Written problem
Keep the images out and copy every entry below exactly.

BEGIN Dataset entries

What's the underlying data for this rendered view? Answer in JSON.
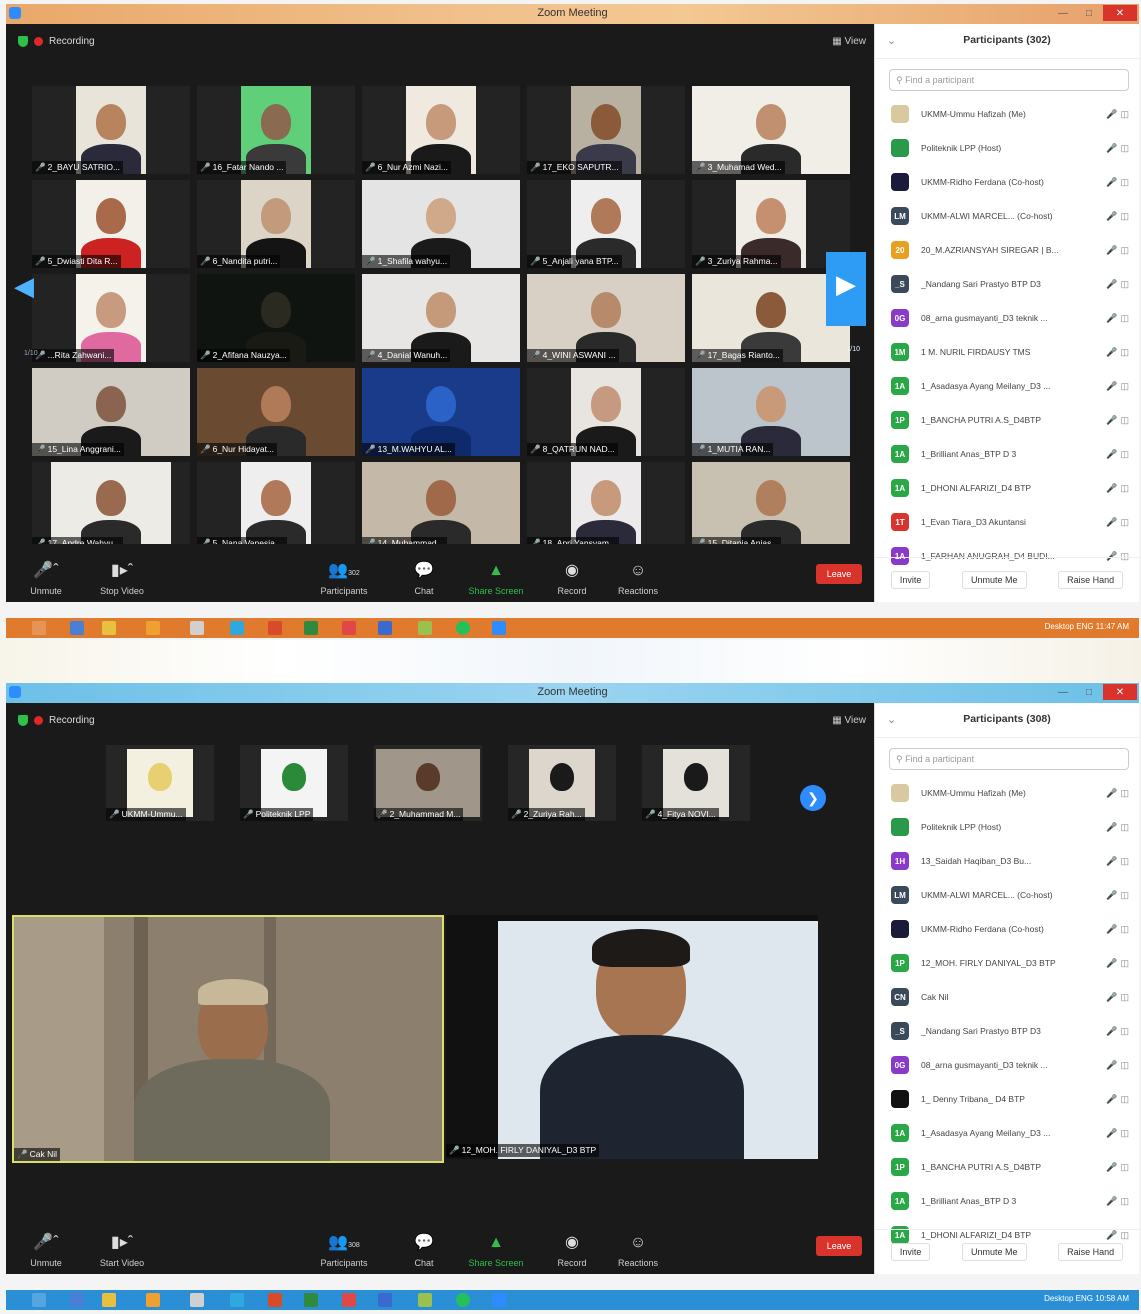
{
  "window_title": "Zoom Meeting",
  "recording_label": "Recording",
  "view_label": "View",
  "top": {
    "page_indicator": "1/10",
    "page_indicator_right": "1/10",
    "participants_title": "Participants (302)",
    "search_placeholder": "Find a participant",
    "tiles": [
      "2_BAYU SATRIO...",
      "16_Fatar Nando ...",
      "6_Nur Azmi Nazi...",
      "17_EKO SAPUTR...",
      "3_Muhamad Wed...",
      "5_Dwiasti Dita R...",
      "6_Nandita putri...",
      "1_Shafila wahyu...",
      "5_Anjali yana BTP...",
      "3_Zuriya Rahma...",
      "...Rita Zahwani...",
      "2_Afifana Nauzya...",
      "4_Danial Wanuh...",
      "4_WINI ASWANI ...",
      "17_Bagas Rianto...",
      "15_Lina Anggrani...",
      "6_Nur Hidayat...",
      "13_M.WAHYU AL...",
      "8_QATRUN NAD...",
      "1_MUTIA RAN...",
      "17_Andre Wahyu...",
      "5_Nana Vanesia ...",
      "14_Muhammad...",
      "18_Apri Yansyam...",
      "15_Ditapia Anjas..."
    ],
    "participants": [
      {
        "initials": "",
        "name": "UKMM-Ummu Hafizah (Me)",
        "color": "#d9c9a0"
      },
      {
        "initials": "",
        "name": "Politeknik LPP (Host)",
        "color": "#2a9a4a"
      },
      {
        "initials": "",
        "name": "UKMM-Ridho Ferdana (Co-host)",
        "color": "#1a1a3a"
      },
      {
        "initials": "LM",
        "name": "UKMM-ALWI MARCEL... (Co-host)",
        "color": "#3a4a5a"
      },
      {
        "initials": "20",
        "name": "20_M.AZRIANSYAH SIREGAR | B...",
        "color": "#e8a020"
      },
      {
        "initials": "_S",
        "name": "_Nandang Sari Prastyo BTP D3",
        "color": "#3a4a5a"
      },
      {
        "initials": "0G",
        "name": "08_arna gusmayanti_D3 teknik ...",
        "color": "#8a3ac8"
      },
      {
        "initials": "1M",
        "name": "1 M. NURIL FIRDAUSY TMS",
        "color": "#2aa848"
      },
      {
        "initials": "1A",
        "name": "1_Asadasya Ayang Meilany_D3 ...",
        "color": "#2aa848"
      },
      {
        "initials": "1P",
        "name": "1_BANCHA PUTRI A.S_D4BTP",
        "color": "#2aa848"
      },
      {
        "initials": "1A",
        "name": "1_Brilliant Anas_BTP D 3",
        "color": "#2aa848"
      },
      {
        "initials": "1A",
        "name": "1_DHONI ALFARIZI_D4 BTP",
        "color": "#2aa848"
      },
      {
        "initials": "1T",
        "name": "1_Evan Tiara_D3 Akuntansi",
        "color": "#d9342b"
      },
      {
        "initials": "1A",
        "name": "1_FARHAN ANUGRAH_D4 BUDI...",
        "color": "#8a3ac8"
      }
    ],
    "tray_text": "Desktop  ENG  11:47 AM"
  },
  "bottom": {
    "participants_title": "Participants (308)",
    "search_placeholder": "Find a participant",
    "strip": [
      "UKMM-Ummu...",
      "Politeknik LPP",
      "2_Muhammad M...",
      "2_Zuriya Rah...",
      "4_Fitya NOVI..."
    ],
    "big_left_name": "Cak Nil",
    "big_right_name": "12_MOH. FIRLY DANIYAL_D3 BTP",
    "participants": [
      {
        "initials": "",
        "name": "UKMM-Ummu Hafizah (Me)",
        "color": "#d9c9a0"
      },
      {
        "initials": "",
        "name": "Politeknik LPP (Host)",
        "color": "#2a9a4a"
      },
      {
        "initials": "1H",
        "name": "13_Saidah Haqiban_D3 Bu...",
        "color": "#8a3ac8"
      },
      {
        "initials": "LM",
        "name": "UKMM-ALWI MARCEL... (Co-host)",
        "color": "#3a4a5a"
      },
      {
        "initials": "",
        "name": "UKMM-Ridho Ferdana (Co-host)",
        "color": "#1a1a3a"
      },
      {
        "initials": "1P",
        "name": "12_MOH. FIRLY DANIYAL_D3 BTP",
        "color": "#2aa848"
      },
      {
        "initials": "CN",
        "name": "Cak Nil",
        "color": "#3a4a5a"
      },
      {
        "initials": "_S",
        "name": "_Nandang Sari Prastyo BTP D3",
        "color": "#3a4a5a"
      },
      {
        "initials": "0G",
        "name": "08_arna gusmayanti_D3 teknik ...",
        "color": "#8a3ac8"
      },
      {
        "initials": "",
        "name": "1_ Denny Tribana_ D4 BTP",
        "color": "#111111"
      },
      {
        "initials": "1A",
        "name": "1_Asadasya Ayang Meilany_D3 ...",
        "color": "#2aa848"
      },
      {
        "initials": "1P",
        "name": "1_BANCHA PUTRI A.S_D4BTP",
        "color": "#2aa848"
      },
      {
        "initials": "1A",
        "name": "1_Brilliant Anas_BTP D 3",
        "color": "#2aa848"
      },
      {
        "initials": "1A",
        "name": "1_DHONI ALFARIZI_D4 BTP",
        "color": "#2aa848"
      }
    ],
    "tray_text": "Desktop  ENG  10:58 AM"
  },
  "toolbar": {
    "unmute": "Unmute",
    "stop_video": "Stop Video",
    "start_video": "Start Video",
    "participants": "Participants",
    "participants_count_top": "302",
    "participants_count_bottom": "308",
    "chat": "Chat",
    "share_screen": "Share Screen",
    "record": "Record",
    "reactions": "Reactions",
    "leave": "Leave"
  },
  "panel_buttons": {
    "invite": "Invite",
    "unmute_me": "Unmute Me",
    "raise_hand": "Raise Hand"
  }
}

END Dataset entries

Complete output
What's the underlying data for this rendered view? Answer in JSON.
{
  "window_title": "Zoom Meeting",
  "recording_label": "Recording",
  "view_label": "View",
  "top": {
    "page_indicator": "1/10",
    "page_indicator_right": "1/10",
    "participants_title": "Participants (302)",
    "search_placeholder": "Find a participant",
    "tiles": [
      "2_BAYU SATRIO...",
      "16_Fatar Nando ...",
      "6_Nur Azmi Nazi...",
      "17_EKO SAPUTR...",
      "3_Muhamad Wed...",
      "5_Dwiasti Dita R...",
      "6_Nandita putri...",
      "1_Shafila wahyu...",
      "5_Anjali yana BTP...",
      "3_Zuriya Rahma...",
      "...Rita Zahwani...",
      "2_Afifana Nauzya...",
      "4_Danial Wanuh...",
      "4_WINI ASWANI ...",
      "17_Bagas Rianto...",
      "15_Lina Anggrani...",
      "6_Nur Hidayat...",
      "13_M.WAHYU AL...",
      "8_QATRUN NAD...",
      "1_MUTIA RAN...",
      "17_Andre Wahyu...",
      "5_Nana Vanesia ...",
      "14_Muhammad...",
      "18_Apri Yansyam...",
      "15_Ditapia Anjas..."
    ],
    "participants": [
      {
        "initials": "",
        "name": "UKMM-Ummu Hafizah (Me)",
        "color": "#d9c9a0"
      },
      {
        "initials": "",
        "name": "Politeknik LPP (Host)",
        "color": "#2a9a4a"
      },
      {
        "initials": "",
        "name": "UKMM-Ridho Ferdana (Co-host)",
        "color": "#1a1a3a"
      },
      {
        "initials": "LM",
        "name": "UKMM-ALWI MARCEL... (Co-host)",
        "color": "#3a4a5a"
      },
      {
        "initials": "20",
        "name": "20_M.AZRIANSYAH SIREGAR | B...",
        "color": "#e8a020"
      },
      {
        "initials": "_S",
        "name": "_Nandang Sari Prastyo BTP D3",
        "color": "#3a4a5a"
      },
      {
        "initials": "0G",
        "name": "08_arna gusmayanti_D3 teknik ...",
        "color": "#8a3ac8"
      },
      {
        "initials": "1M",
        "name": "1 M. NURIL FIRDAUSY TMS",
        "color": "#2aa848"
      },
      {
        "initials": "1A",
        "name": "1_Asadasya Ayang Meilany_D3 ...",
        "color": "#2aa848"
      },
      {
        "initials": "1P",
        "name": "1_BANCHA PUTRI A.S_D4BTP",
        "color": "#2aa848"
      },
      {
        "initials": "1A",
        "name": "1_Brilliant Anas_BTP D 3",
        "color": "#2aa848"
      },
      {
        "initials": "1A",
        "name": "1_DHONI ALFARIZI_D4 BTP",
        "color": "#2aa848"
      },
      {
        "initials": "1T",
        "name": "1_Evan Tiara_D3 Akuntansi",
        "color": "#d9342b"
      },
      {
        "initials": "1A",
        "name": "1_FARHAN ANUGRAH_D4 BUDI...",
        "color": "#8a3ac8"
      }
    ],
    "tray_text": "Desktop  ENG  11:47 AM"
  },
  "bottom": {
    "participants_title": "Participants (308)",
    "search_placeholder": "Find a participant",
    "strip": [
      "UKMM-Ummu...",
      "Politeknik LPP",
      "2_Muhammad M...",
      "2_Zuriya Rah...",
      "4_Fitya NOVI..."
    ],
    "big_left_name": "Cak Nil",
    "big_right_name": "12_MOH. FIRLY DANIYAL_D3 BTP",
    "participants": [
      {
        "initials": "",
        "name": "UKMM-Ummu Hafizah (Me)",
        "color": "#d9c9a0"
      },
      {
        "initials": "",
        "name": "Politeknik LPP (Host)",
        "color": "#2a9a4a"
      },
      {
        "initials": "1H",
        "name": "13_Saidah Haqiban_D3 Bu...",
        "color": "#8a3ac8"
      },
      {
        "initials": "LM",
        "name": "UKMM-ALWI MARCEL... (Co-host)",
        "color": "#3a4a5a"
      },
      {
        "initials": "",
        "name": "UKMM-Ridho Ferdana (Co-host)",
        "color": "#1a1a3a"
      },
      {
        "initials": "1P",
        "name": "12_MOH. FIRLY DANIYAL_D3 BTP",
        "color": "#2aa848"
      },
      {
        "initials": "CN",
        "name": "Cak Nil",
        "color": "#3a4a5a"
      },
      {
        "initials": "_S",
        "name": "_Nandang Sari Prastyo BTP D3",
        "color": "#3a4a5a"
      },
      {
        "initials": "0G",
        "name": "08_arna gusmayanti_D3 teknik ...",
        "color": "#8a3ac8"
      },
      {
        "initials": "",
        "name": "1_ Denny Tribana_ D4 BTP",
        "color": "#111111"
      },
      {
        "initials": "1A",
        "name": "1_Asadasya Ayang Meilany_D3 ...",
        "color": "#2aa848"
      },
      {
        "initials": "1P",
        "name": "1_BANCHA PUTRI A.S_D4BTP",
        "color": "#2aa848"
      },
      {
        "initials": "1A",
        "name": "1_Brilliant Anas_BTP D 3",
        "color": "#2aa848"
      },
      {
        "initials": "1A",
        "name": "1_DHONI ALFARIZI_D4 BTP",
        "color": "#2aa848"
      }
    ],
    "tray_text": "Desktop  ENG  10:58 AM"
  },
  "toolbar": {
    "unmute": "Unmute",
    "stop_video": "Stop Video",
    "start_video": "Start Video",
    "participants": "Participants",
    "participants_count_top": "302",
    "participants_count_bottom": "308",
    "chat": "Chat",
    "share_screen": "Share Screen",
    "record": "Record",
    "reactions": "Reactions",
    "leave": "Leave"
  },
  "panel_buttons": {
    "invite": "Invite",
    "unmute_me": "Unmute Me",
    "raise_hand": "Raise Hand"
  }
}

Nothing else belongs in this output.